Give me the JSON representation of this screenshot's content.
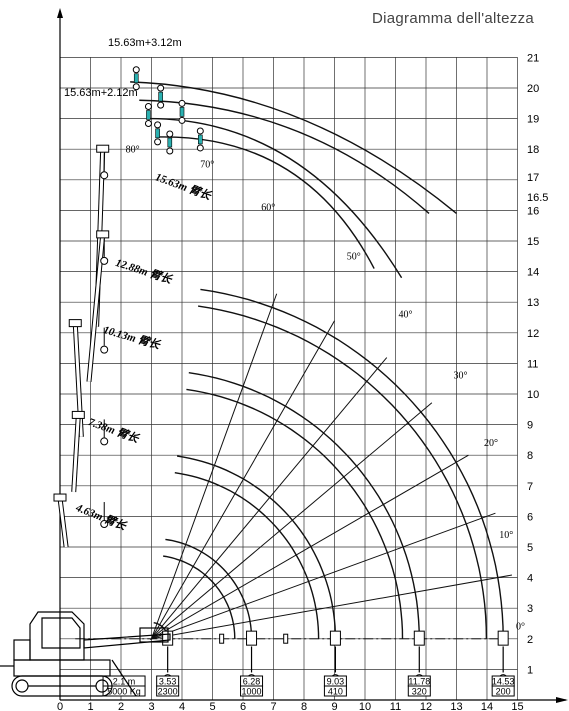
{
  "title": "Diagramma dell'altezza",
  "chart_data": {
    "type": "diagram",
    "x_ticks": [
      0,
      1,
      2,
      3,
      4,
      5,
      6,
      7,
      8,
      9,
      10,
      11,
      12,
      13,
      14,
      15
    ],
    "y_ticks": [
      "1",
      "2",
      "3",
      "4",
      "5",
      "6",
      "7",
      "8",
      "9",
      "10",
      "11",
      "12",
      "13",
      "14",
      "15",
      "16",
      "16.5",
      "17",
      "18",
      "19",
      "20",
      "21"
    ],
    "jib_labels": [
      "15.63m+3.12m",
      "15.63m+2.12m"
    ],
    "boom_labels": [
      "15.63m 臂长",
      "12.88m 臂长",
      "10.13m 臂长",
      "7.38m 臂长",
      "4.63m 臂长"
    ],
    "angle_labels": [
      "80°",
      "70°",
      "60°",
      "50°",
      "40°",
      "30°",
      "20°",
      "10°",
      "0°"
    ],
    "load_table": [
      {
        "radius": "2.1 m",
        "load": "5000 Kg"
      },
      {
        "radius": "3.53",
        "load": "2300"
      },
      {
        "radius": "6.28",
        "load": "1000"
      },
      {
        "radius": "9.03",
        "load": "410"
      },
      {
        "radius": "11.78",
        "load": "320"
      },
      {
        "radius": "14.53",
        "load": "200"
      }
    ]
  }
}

-- -- --

● Task description
Verbatim reproduction of every record is required; images are left out.

● Complete output
Give me the JSON representation of this screenshot's content.
{
  "title": "Diagramma dell'altezza",
  "chart_data": {
    "type": "diagram",
    "x_ticks": [
      0,
      1,
      2,
      3,
      4,
      5,
      6,
      7,
      8,
      9,
      10,
      11,
      12,
      13,
      14,
      15
    ],
    "y_ticks": [
      "1",
      "2",
      "3",
      "4",
      "5",
      "6",
      "7",
      "8",
      "9",
      "10",
      "11",
      "12",
      "13",
      "14",
      "15",
      "16",
      "16.5",
      "17",
      "18",
      "19",
      "20",
      "21"
    ],
    "jib_labels": [
      "15.63m+3.12m",
      "15.63m+2.12m"
    ],
    "boom_labels": [
      "15.63m 臂长",
      "12.88m 臂长",
      "10.13m 臂长",
      "7.38m 臂长",
      "4.63m 臂长"
    ],
    "angle_labels": [
      "80°",
      "70°",
      "60°",
      "50°",
      "40°",
      "30°",
      "20°",
      "10°",
      "0°"
    ],
    "load_table": [
      {
        "radius": "2.1 m",
        "load": "5000 Kg"
      },
      {
        "radius": "3.53",
        "load": "2300"
      },
      {
        "radius": "6.28",
        "load": "1000"
      },
      {
        "radius": "9.03",
        "load": "410"
      },
      {
        "radius": "11.78",
        "load": "320"
      },
      {
        "radius": "14.53",
        "load": "200"
      }
    ]
  }
}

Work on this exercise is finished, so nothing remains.